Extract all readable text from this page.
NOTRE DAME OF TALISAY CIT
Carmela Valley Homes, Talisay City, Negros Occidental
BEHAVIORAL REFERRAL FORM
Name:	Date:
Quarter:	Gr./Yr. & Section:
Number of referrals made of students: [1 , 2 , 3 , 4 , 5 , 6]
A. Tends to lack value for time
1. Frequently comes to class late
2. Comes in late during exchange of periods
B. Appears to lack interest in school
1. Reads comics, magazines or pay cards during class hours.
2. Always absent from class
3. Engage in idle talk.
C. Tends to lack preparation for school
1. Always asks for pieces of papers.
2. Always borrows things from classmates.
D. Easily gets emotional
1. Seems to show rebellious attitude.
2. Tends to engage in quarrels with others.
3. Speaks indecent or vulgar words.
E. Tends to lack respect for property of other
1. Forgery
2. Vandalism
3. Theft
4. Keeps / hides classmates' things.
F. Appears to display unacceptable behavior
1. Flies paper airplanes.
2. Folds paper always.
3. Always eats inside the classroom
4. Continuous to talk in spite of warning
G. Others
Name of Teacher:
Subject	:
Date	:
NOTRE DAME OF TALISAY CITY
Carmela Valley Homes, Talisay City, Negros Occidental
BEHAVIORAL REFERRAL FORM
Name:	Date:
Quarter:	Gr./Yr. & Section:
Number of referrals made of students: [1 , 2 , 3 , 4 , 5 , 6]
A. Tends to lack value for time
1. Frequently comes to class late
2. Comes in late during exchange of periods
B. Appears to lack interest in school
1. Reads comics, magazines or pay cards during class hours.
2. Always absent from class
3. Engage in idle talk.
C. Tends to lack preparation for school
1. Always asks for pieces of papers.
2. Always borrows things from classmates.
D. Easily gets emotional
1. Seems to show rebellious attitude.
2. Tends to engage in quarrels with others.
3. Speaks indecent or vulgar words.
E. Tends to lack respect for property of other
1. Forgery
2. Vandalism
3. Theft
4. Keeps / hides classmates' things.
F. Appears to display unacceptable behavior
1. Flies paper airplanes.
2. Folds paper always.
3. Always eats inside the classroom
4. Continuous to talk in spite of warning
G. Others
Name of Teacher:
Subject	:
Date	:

▶ Exercise requirements
Return the material in full, exactly as shown.

▶ Solution below
Extract all readable text from this page.
NOTRE DAME OF TALISAY CIT
Carmela Valley Homes, Talisay City, Negros Occidental
BEHAVIORAL REFERRAL FORM
Name:	Date:
Quarter:	Gr./Yr. & Section:
Number of referrals made of students: [1 , 2 , 3 , 4 , 5 , 6]
A. Tends to lack value for time
1. Frequently comes to class late
2. Comes in late during exchange of periods
B. Appears to lack interest in school
1. Reads comics, magazines or pay cards during class hours.
2. Always absent from class
3. Engage in idle talk.
C. Tends to lack preparation for school
1. Always asks for pieces of papers.
2. Always borrows things from classmates.
D. Easily gets emotional
1. Seems to show rebellious attitude.
2. Tends to engage in quarrels with others.
3. Speaks indecent or vulgar words.
E. Tends to lack respect for property of other
1. Forgery
2. Vandalism
3. Theft
4. Keeps / hides classmates' things.
F. Appears to display unacceptable behavior
1. Flies paper airplanes.
2. Folds paper always.
3. Always eats inside the classroom
4. Continuous to talk in spite of warning
G. Others
Name of Teacher:
Subject	:
Date	:
NOTRE DAME OF TALISAY CITY
Carmela Valley Homes, Talisay City, Negros Occidental
BEHAVIORAL REFERRAL FORM
Name:	Date:
Quarter:	Gr./Yr. & Section:
Number of referrals made of students: [1 , 2 , 3 , 4 , 5 , 6]
A. Tends to lack value for time
1. Frequently comes to class late
2. Comes in late during exchange of periods
B. Appears to lack interest in school
1. Reads comics, magazines or pay cards during class hours.
2. Always absent from class
3. Engage in idle talk.
C. Tends to lack preparation for school
1. Always asks for pieces of papers.
2. Always borrows things from classmates.
D. Easily gets emotional
1. Seems to show rebellious attitude.
2. Tends to engage in quarrels with others.
3. Speaks indecent or vulgar words.
E. Tends to lack respect for property of other
1. Forgery
2. Vandalism
3. Theft
4. Keeps / hides classmates' things.
F. Appears to display unacceptable behavior
1. Flies paper airplanes.
2. Folds paper always.
3. Always eats inside the classroom
4. Continuous to talk in spite of warning
G. Others
Name of Teacher:
Subject	:
Date	:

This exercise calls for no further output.